[Entries taken from a collection]

######

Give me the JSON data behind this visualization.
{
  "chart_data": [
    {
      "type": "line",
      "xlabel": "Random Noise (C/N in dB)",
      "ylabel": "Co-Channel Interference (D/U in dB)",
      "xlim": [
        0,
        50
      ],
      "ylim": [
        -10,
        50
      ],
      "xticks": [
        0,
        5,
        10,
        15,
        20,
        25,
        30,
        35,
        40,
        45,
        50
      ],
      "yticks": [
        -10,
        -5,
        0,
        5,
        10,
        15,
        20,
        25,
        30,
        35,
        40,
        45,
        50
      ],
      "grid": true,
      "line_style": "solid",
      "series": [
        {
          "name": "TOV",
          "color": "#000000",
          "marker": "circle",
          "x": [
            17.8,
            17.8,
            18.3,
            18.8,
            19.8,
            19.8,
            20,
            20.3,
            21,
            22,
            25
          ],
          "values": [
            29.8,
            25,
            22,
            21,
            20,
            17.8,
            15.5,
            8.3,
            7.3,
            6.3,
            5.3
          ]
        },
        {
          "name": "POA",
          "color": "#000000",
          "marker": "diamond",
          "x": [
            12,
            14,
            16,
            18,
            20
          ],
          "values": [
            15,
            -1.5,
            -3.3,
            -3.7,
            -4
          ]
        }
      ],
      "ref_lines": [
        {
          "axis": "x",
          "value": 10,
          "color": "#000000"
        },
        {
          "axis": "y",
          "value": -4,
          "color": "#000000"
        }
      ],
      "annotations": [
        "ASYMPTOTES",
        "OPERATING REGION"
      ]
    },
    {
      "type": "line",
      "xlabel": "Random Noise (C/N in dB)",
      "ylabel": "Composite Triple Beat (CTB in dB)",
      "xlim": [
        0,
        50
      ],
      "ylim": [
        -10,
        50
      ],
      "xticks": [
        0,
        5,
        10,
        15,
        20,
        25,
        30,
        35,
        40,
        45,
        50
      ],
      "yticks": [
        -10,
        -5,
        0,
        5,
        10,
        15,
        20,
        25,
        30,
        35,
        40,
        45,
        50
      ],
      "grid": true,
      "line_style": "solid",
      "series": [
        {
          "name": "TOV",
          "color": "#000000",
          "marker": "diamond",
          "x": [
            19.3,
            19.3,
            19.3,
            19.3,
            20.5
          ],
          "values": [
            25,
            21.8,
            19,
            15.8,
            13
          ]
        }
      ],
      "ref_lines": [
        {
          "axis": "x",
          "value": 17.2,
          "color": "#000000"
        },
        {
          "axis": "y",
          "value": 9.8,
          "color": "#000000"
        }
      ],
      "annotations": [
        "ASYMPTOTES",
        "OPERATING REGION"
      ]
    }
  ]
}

######

■ Objective
Only the number is wanted: how many lines of the material above include the word "ylabel"?

■ Problem solution
2